> **EXTRACTED ENTRIES**:

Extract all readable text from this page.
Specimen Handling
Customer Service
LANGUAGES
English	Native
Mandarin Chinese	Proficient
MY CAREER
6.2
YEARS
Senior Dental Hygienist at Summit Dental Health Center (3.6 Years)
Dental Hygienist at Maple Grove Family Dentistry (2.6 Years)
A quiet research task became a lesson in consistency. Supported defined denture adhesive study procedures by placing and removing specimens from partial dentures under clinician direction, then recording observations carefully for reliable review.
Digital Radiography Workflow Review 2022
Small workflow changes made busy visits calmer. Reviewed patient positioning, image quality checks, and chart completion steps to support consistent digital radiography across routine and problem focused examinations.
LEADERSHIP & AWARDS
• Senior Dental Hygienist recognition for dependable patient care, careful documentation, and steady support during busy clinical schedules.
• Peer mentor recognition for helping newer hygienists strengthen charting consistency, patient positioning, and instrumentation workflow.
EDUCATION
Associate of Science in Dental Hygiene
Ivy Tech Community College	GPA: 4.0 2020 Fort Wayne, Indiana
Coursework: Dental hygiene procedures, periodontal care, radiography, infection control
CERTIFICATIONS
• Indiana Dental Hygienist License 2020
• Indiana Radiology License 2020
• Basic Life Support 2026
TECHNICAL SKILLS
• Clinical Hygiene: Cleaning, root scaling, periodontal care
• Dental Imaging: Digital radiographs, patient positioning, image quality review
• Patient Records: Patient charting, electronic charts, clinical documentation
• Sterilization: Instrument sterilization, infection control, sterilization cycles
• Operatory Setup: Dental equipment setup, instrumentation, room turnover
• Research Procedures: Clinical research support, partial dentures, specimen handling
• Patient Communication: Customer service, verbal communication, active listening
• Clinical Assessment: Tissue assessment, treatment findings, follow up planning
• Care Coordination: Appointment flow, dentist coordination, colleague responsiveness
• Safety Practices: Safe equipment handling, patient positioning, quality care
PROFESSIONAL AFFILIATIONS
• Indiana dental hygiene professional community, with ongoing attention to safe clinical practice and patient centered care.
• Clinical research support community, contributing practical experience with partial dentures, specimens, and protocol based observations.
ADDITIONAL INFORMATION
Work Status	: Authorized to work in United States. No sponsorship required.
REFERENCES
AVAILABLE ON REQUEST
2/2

==

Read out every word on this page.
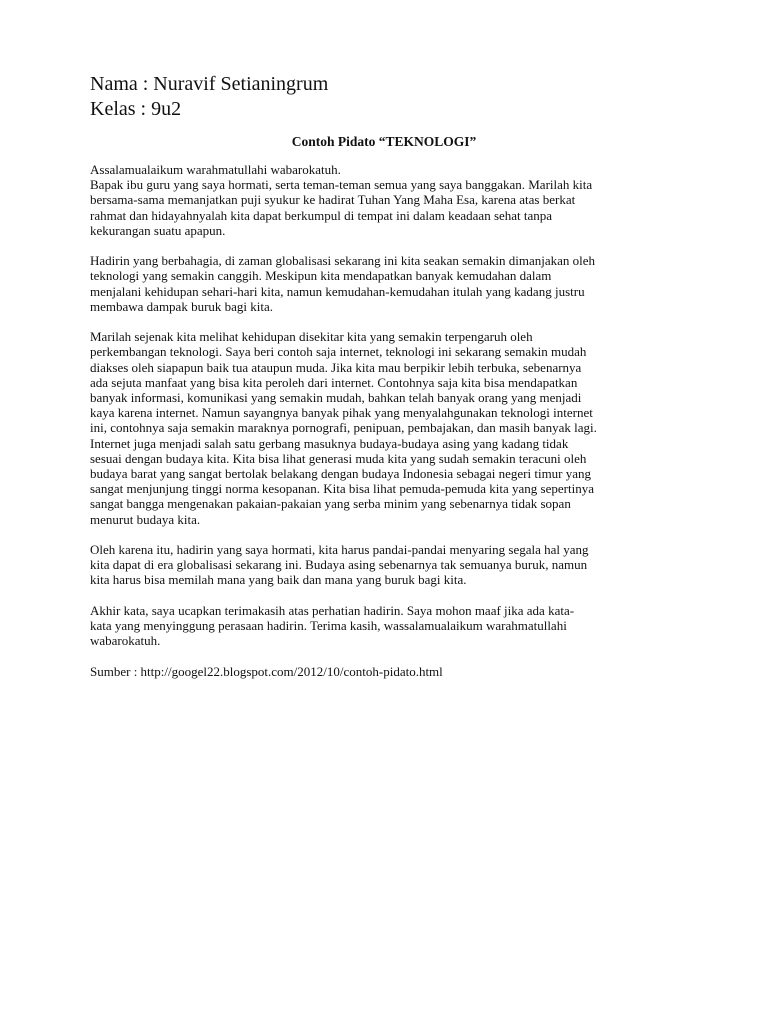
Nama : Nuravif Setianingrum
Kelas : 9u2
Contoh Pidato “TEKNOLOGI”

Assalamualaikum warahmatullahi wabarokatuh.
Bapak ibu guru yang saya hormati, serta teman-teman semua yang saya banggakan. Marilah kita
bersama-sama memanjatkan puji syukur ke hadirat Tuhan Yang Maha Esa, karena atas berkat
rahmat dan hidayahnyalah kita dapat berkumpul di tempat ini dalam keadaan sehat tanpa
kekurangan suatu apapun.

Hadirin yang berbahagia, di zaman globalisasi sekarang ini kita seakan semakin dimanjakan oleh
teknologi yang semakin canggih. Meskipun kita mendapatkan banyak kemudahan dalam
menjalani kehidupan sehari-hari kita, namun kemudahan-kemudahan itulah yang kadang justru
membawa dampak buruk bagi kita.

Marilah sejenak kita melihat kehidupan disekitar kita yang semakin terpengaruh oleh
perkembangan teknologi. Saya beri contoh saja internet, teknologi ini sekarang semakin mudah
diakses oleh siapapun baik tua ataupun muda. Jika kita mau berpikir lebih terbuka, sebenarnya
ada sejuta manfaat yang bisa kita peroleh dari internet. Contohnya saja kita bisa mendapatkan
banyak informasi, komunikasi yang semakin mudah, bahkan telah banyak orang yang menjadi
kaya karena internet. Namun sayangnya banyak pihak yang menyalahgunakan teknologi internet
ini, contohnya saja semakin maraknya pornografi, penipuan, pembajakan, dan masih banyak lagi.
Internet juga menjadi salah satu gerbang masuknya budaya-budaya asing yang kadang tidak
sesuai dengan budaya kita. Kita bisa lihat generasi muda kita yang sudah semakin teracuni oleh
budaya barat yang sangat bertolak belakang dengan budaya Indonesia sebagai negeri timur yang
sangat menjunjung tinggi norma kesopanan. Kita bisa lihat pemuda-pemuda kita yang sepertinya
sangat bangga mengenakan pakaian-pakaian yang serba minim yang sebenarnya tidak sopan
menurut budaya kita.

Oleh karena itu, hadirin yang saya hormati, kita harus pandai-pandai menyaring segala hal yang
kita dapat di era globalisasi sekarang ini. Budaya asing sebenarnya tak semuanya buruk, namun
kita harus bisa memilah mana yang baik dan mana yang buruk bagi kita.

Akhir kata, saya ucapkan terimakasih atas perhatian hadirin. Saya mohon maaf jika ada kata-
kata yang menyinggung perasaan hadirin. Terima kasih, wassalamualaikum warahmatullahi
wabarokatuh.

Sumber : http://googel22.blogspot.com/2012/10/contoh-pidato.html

> **GIVEN INSTRUCTION**: Copy every line above that includes the string "periodontal".

> **REPLY TO THE TASK**:
Coursework: Dental hygiene procedures, periodontal care, radiography, infection control
• Clinical Hygiene: Cleaning, root scaling, periodontal care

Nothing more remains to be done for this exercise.